§ **Information shown**
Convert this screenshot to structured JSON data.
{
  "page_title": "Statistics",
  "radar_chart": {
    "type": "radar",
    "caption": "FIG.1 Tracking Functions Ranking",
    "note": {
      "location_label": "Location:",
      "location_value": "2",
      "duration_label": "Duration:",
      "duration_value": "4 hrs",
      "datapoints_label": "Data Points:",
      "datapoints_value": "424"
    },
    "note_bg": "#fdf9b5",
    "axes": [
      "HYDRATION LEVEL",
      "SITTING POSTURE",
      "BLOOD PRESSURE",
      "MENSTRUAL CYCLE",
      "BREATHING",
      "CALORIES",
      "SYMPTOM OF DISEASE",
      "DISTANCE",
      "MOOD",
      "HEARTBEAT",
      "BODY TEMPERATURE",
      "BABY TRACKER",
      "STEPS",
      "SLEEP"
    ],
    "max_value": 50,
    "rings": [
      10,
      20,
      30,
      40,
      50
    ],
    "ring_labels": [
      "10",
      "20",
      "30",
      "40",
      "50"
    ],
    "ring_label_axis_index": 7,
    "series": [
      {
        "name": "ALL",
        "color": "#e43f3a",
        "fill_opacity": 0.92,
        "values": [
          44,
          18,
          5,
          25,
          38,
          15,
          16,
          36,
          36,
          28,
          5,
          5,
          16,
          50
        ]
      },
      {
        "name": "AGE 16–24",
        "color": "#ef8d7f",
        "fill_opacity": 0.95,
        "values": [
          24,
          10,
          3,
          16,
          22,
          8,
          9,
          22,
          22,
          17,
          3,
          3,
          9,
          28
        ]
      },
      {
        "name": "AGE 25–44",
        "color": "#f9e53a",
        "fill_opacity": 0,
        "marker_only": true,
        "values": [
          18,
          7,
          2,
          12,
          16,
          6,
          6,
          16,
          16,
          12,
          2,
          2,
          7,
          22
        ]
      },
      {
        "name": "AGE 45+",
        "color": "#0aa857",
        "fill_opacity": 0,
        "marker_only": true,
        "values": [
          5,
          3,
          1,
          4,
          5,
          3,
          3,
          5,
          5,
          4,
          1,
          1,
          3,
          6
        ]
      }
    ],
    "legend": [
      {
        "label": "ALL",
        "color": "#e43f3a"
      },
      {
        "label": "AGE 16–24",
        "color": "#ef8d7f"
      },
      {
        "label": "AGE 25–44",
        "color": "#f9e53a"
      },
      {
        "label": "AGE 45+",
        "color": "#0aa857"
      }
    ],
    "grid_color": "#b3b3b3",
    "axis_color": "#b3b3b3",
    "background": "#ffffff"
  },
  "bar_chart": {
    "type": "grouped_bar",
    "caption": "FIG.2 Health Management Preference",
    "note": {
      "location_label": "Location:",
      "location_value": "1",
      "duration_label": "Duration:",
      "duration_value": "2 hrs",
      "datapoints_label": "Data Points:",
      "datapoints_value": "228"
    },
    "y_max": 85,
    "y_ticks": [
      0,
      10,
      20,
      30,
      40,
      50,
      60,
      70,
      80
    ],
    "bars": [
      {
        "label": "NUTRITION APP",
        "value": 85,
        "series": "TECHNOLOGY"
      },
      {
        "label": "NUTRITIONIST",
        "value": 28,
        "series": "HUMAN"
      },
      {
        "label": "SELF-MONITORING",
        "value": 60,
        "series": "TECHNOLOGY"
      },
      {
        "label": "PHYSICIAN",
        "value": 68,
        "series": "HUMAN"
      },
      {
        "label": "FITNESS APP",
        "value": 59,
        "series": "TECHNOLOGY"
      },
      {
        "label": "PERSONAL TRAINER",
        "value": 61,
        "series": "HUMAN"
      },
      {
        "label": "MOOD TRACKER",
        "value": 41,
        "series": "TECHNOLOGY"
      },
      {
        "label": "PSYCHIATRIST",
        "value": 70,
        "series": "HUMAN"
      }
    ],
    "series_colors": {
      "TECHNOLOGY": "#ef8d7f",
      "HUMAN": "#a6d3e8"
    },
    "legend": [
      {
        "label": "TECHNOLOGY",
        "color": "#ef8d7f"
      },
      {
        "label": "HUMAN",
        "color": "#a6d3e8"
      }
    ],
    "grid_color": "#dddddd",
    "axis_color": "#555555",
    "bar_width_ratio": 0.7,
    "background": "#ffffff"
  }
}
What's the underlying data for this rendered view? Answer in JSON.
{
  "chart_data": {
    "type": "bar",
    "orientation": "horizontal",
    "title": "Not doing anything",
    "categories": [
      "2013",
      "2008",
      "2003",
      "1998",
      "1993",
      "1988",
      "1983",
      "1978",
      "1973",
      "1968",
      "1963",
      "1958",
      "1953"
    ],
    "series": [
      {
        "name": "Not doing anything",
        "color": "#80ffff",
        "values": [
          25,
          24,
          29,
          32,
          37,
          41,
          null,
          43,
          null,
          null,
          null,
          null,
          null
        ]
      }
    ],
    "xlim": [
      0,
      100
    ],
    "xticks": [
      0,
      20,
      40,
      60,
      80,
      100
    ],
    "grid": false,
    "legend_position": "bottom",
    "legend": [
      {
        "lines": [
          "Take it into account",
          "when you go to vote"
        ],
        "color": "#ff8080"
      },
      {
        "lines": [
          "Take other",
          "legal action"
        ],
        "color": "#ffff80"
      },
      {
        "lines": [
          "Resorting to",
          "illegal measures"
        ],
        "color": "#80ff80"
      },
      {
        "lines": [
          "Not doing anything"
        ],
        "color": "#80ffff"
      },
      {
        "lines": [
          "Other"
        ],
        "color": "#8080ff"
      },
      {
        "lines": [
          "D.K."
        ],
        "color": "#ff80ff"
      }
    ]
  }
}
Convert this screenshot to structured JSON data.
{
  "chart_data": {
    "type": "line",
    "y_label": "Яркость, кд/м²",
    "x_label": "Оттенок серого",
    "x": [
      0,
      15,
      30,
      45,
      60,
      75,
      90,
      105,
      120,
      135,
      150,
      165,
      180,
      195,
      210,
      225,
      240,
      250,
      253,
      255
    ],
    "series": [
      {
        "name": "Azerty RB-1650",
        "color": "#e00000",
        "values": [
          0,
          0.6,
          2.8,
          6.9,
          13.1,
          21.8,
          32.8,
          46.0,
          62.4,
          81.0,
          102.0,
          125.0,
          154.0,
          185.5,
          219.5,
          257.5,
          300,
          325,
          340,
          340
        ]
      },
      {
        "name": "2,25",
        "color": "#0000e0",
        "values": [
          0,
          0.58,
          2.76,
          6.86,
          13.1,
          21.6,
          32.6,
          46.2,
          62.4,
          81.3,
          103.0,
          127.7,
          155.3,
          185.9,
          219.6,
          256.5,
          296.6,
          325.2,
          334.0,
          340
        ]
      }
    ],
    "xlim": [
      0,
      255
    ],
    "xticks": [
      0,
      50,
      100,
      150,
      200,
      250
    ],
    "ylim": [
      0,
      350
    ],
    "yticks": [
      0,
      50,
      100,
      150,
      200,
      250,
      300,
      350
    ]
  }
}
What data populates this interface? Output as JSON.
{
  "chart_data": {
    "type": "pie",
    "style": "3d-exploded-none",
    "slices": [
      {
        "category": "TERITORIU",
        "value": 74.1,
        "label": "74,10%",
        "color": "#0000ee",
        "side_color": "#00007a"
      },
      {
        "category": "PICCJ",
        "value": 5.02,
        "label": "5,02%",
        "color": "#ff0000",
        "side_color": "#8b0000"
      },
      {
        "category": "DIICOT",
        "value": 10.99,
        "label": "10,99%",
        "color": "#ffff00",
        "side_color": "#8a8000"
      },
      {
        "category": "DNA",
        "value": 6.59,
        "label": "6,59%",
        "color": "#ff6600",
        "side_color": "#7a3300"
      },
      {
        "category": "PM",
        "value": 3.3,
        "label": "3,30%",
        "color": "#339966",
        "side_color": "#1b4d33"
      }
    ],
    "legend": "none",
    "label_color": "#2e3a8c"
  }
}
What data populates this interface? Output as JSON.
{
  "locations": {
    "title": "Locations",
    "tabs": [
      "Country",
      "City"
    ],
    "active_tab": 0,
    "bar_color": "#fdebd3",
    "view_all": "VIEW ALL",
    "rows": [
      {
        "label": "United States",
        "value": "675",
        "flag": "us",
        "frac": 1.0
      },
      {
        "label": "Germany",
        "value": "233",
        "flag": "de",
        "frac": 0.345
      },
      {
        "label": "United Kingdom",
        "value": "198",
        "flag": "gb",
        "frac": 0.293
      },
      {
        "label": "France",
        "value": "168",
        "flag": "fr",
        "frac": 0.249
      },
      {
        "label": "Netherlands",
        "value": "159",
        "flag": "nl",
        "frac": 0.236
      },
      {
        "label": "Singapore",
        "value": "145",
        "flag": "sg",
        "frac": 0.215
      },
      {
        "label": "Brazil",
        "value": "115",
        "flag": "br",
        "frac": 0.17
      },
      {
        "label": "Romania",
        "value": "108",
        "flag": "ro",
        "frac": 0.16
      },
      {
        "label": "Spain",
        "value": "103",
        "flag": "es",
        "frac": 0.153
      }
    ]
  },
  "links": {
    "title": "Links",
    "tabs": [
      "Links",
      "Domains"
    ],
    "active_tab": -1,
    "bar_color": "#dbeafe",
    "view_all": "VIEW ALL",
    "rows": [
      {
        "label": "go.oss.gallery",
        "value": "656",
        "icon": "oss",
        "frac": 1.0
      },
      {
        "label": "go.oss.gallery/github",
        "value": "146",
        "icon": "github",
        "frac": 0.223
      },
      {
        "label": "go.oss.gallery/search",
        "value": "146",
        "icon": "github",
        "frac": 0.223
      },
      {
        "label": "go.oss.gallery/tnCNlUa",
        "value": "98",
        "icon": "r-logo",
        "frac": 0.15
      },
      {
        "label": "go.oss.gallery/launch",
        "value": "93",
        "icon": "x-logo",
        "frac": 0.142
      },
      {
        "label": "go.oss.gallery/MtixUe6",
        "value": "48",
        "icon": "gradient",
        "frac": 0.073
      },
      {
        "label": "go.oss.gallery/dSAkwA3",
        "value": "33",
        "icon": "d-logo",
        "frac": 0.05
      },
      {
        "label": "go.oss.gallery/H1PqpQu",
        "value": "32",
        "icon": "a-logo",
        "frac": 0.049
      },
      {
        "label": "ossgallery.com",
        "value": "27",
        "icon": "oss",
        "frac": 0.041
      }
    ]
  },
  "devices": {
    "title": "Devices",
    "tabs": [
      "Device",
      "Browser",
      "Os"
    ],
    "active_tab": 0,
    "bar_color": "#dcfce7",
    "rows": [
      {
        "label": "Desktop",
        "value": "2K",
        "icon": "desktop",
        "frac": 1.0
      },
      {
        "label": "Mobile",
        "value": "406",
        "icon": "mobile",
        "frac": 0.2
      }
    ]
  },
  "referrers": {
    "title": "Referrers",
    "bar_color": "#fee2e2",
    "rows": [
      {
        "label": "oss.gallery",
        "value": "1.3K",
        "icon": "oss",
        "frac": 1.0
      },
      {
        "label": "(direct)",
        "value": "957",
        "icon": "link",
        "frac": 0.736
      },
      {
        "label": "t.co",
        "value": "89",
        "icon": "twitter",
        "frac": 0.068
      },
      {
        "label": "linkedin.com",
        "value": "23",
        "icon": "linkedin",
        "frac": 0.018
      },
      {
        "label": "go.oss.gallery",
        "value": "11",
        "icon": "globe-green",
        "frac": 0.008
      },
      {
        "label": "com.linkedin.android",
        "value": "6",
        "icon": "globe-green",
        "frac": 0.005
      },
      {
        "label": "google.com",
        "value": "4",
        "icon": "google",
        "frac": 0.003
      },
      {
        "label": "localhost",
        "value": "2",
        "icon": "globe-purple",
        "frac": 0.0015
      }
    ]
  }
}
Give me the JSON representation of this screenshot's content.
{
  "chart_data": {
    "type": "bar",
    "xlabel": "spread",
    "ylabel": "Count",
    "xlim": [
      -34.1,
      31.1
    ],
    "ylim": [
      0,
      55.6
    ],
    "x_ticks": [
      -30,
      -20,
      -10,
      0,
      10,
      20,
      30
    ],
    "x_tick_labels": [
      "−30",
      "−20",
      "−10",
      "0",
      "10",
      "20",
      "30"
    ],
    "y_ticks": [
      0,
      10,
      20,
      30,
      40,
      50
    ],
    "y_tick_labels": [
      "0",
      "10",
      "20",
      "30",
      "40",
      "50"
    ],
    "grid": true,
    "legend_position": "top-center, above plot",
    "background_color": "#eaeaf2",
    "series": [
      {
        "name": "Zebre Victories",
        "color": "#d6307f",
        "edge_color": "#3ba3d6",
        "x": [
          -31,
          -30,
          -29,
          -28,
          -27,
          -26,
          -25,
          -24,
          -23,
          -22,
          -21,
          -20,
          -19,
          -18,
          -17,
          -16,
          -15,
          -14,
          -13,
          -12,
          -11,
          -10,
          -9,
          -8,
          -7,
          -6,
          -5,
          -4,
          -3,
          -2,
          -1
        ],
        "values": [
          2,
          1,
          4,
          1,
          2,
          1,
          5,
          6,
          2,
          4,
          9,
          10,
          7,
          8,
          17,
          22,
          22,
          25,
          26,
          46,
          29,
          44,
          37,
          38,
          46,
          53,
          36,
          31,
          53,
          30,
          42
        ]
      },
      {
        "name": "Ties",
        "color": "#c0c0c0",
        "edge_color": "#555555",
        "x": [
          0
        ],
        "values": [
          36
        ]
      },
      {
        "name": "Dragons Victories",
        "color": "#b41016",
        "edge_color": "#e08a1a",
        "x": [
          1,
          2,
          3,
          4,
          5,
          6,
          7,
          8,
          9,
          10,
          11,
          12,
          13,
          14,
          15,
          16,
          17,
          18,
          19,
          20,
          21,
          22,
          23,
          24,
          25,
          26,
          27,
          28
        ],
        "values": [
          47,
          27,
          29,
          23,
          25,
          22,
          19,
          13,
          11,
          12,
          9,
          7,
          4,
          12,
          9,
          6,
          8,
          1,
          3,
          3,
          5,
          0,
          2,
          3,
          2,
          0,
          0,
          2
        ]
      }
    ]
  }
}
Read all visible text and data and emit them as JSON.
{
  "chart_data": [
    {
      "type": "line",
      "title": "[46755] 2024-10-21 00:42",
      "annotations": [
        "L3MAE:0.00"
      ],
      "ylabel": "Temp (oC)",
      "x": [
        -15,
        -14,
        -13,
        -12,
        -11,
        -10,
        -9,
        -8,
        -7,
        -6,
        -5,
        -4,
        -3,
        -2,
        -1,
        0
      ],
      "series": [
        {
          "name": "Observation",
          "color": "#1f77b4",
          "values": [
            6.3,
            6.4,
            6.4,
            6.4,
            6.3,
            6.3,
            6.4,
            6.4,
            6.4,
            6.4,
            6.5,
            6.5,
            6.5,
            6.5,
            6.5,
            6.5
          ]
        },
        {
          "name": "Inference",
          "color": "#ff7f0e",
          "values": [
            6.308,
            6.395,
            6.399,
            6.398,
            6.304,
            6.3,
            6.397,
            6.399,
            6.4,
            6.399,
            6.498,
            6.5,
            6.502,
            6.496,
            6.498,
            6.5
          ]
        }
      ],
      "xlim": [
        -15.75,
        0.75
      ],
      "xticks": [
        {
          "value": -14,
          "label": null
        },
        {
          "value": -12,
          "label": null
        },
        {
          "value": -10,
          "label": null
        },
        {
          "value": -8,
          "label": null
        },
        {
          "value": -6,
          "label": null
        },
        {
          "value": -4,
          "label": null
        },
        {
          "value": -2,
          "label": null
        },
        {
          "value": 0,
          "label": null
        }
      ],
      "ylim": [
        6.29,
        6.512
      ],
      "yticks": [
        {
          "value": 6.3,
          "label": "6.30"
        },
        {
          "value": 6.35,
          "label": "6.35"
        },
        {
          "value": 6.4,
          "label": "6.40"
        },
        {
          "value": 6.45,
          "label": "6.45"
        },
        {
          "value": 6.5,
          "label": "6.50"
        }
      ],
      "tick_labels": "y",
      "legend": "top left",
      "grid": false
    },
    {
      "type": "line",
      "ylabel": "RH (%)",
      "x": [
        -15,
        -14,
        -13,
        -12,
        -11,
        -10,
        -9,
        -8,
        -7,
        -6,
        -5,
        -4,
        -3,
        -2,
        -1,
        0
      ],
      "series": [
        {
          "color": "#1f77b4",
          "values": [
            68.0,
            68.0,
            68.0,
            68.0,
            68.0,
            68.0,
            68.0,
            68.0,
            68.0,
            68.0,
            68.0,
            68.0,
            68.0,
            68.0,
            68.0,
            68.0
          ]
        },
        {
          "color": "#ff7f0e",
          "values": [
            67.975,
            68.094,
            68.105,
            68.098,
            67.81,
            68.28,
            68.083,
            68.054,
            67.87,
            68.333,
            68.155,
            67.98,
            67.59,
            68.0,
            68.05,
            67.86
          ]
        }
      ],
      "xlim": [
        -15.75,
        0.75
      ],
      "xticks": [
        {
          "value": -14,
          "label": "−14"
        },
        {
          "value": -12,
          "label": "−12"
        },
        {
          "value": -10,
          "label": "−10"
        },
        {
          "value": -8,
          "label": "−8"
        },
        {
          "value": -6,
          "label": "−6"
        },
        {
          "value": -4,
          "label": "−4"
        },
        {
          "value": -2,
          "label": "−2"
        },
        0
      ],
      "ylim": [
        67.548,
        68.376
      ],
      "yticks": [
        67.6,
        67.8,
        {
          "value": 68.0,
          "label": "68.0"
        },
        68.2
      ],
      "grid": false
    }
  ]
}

§ **Instructions for the task**
For the data above, state how many lines contain "logo"; the number is the whole answer.

§ **Final result**
4